Records for processing.
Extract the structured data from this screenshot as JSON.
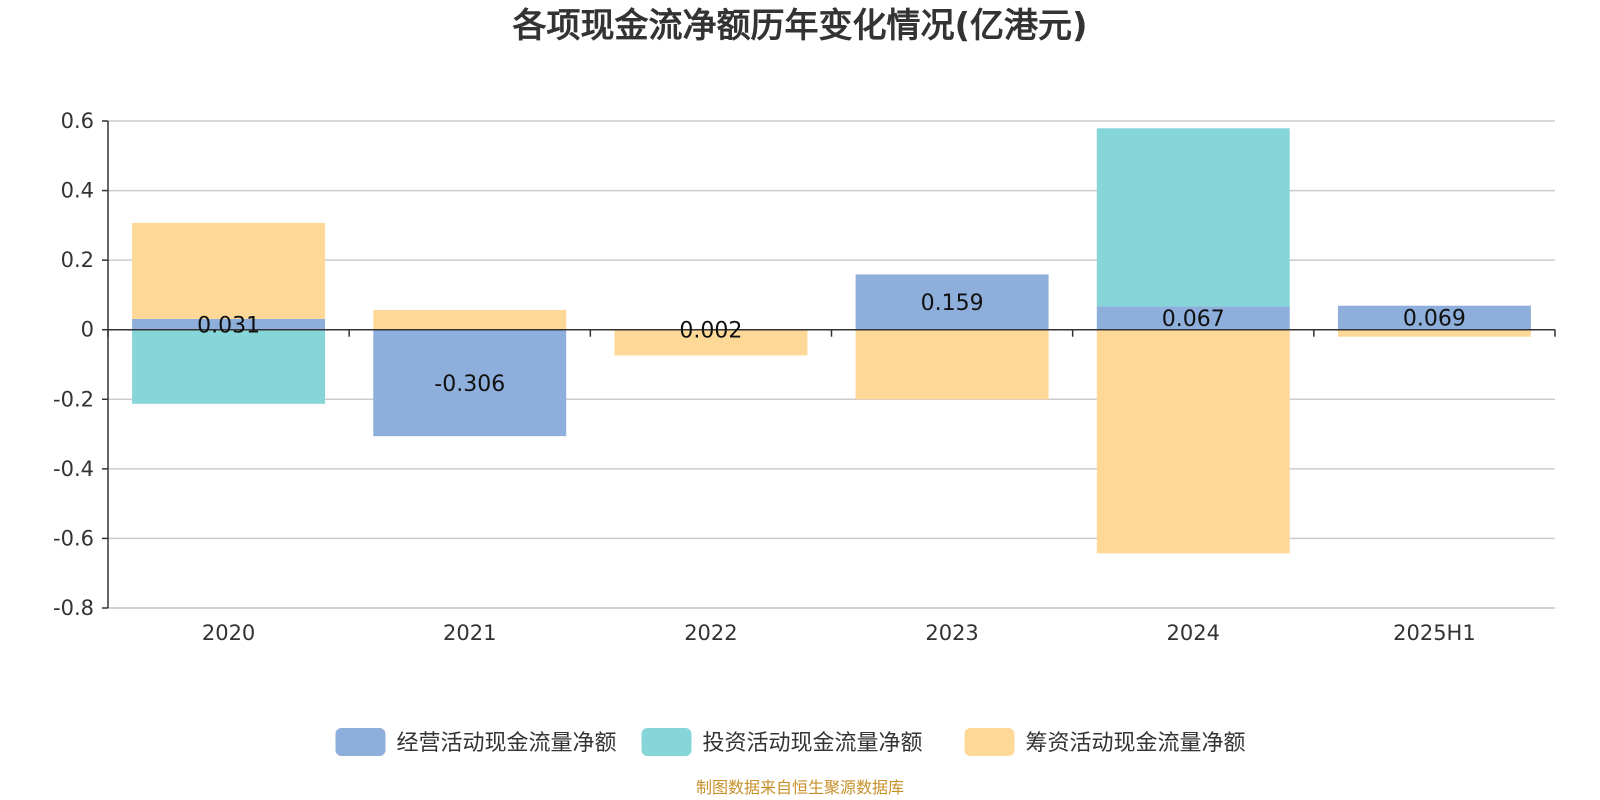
{
  "chart_data": {
    "type": "bar",
    "stacked": true,
    "title": "各项现金流净额历年变化情况(亿港元)",
    "categories": [
      "2020",
      "2021",
      "2022",
      "2023",
      "2024",
      "2025H1"
    ],
    "series": [
      {
        "name": "经营活动现金流量净额",
        "color": "#8eaedb",
        "values": [
          0.031,
          -0.306,
          0.002,
          0.159,
          0.067,
          0.069
        ],
        "labels": [
          "0.031",
          "-0.306",
          "0.002",
          "0.159",
          "0.067",
          "0.069"
        ]
      },
      {
        "name": "投资活动现金流量净额",
        "color": "#86d5d8",
        "values": [
          -0.213,
          0,
          0,
          0,
          0.512,
          0
        ]
      },
      {
        "name": "筹资活动现金流量净额",
        "color": "#fdd897",
        "values": [
          0.276,
          0.057,
          -0.074,
          -0.2,
          -0.643,
          -0.02
        ]
      }
    ],
    "y_ticks": [
      "0.6",
      "0.4",
      "0.2",
      "0",
      "-0.2",
      "-0.4",
      "-0.6",
      "-0.8"
    ],
    "ylim": [
      -0.8,
      0.6
    ],
    "grid": true,
    "legend_position": "bottom"
  },
  "source_text": "制图数据来自恒生聚源数据库",
  "source_color": "#c8902a"
}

Your task. Copy the data exactly. Any picture it contains is to be omitted.

Task solution.
Extract the structured data from this screenshot as JSON.
{
  "chart_data": {
    "type": "bar",
    "stacked": true,
    "title": "各项现金流净额历年变化情况(亿港元)",
    "categories": [
      "2020",
      "2021",
      "2022",
      "2023",
      "2024",
      "2025H1"
    ],
    "series": [
      {
        "name": "经营活动现金流量净额",
        "color": "#8eaedb",
        "values": [
          0.031,
          -0.306,
          0.002,
          0.159,
          0.067,
          0.069
        ],
        "labels": [
          "0.031",
          "-0.306",
          "0.002",
          "0.159",
          "0.067",
          "0.069"
        ]
      },
      {
        "name": "投资活动现金流量净额",
        "color": "#86d5d8",
        "values": [
          -0.213,
          0,
          0,
          0,
          0.512,
          0
        ]
      },
      {
        "name": "筹资活动现金流量净额",
        "color": "#fdd897",
        "values": [
          0.276,
          0.057,
          -0.074,
          -0.2,
          -0.643,
          -0.02
        ]
      }
    ],
    "y_ticks": [
      "0.6",
      "0.4",
      "0.2",
      "0",
      "-0.2",
      "-0.4",
      "-0.6",
      "-0.8"
    ],
    "ylim": [
      -0.8,
      0.6
    ],
    "grid": true,
    "legend_position": "bottom"
  },
  "source_text": "制图数据来自恒生聚源数据库",
  "source_color": "#c8902a"
}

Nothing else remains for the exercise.